■ Written instruction: Locate the string "Hourly" throughout the material and copy every line in which it occurs.

■ Dataset rows:

= = = = =

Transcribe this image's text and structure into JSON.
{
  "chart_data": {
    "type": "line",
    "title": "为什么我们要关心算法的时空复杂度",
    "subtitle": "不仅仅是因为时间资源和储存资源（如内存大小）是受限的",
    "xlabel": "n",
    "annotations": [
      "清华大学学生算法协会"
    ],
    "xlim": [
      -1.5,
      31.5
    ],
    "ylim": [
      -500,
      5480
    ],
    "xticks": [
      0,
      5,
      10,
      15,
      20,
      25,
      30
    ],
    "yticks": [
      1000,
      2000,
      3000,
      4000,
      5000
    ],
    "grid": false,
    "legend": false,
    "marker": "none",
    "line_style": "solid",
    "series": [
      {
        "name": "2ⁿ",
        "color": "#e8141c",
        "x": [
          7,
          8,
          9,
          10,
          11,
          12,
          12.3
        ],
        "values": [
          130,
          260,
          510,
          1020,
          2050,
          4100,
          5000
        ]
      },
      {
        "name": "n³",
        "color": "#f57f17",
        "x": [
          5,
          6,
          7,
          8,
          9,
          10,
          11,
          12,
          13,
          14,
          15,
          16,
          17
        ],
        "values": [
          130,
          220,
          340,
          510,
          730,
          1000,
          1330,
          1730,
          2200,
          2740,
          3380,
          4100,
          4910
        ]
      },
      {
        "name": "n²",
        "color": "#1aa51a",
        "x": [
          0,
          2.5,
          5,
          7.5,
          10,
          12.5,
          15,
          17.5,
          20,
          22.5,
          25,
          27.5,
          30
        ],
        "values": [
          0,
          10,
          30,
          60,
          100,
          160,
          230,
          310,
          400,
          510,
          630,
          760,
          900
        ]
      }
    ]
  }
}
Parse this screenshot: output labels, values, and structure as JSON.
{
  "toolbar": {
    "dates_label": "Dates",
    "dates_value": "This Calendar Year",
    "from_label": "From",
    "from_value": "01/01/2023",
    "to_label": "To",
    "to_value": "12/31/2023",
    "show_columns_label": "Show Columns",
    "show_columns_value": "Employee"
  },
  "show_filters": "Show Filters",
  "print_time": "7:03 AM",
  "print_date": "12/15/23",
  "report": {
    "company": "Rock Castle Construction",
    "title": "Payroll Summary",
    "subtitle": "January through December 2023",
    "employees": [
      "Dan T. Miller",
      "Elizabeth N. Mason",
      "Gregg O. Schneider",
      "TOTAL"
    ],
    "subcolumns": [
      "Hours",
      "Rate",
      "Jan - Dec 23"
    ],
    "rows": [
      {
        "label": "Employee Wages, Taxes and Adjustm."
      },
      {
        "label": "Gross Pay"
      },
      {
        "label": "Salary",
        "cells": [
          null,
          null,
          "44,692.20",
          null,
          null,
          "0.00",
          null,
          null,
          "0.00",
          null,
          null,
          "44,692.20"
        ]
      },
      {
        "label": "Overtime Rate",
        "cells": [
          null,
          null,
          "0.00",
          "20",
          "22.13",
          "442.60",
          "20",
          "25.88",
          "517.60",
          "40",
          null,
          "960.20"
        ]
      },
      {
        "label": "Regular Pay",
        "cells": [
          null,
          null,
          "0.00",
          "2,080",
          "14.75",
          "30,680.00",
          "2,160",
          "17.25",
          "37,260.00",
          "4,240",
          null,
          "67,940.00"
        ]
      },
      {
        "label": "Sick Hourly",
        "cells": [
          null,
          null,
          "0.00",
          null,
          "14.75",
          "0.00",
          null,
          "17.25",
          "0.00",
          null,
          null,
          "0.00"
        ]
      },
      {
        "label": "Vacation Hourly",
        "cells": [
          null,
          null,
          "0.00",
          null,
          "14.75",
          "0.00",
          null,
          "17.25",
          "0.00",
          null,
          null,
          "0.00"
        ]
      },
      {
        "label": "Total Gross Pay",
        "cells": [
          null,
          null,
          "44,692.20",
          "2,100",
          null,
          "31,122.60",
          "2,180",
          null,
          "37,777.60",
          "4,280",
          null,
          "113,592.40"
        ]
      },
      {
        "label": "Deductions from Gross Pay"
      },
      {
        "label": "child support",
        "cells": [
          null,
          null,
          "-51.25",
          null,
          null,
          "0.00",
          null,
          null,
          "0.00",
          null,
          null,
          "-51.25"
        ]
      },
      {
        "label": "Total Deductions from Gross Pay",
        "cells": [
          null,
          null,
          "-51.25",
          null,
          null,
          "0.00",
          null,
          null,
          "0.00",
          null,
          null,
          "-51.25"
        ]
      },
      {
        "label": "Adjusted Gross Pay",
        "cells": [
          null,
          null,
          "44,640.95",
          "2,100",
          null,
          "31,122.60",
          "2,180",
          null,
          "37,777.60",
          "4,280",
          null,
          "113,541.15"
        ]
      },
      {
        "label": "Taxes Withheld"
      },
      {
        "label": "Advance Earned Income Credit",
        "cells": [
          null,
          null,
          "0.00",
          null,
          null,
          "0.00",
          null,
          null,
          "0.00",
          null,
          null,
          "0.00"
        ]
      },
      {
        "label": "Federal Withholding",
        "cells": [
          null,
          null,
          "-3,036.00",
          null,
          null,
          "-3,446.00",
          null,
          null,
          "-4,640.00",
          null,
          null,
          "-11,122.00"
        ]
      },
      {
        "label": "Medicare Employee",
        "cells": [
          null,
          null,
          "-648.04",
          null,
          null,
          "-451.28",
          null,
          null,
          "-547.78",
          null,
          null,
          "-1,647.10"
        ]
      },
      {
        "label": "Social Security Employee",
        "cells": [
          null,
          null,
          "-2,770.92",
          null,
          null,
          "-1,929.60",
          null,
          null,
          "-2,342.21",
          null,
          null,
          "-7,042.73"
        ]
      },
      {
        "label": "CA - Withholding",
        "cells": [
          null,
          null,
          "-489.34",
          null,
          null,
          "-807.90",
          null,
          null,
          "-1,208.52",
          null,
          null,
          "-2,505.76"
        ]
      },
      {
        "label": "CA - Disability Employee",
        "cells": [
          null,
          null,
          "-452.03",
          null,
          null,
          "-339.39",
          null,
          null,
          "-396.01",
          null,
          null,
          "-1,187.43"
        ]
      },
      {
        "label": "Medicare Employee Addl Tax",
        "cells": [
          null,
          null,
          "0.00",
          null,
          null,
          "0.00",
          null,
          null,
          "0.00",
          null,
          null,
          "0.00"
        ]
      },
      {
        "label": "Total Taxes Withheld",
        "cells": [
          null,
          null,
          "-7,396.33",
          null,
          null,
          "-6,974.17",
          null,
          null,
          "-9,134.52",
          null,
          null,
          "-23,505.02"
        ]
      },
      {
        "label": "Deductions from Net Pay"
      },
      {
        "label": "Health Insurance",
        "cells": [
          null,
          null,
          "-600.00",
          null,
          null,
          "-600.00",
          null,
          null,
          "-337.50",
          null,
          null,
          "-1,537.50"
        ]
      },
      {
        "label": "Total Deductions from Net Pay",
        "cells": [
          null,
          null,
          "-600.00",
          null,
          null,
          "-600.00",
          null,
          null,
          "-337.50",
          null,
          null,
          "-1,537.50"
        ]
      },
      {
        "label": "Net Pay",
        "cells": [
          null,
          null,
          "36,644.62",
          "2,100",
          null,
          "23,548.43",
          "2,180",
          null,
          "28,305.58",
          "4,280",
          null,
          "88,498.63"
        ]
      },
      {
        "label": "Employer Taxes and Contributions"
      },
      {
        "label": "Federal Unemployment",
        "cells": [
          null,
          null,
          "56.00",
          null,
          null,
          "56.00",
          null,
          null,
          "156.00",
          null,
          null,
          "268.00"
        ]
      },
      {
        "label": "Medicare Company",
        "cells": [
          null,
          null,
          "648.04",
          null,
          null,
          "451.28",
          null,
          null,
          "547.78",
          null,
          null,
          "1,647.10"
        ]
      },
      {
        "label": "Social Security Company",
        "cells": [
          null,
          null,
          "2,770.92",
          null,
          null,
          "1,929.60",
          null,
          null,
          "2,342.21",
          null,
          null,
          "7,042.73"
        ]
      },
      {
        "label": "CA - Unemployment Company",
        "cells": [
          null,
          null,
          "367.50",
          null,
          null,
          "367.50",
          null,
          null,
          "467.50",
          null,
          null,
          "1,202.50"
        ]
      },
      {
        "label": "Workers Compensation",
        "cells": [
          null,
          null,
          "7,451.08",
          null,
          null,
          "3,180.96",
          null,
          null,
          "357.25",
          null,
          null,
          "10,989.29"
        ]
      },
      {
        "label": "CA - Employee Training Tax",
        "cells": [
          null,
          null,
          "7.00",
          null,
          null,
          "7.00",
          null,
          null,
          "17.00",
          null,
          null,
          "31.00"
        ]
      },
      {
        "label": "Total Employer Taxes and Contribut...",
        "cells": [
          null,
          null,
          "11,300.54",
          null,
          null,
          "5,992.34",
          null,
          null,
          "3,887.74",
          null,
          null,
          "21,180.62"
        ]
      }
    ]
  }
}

= = = = =

■ The solution:
        "label": "Sick Hourly",
        "label": "Vacation Hourly",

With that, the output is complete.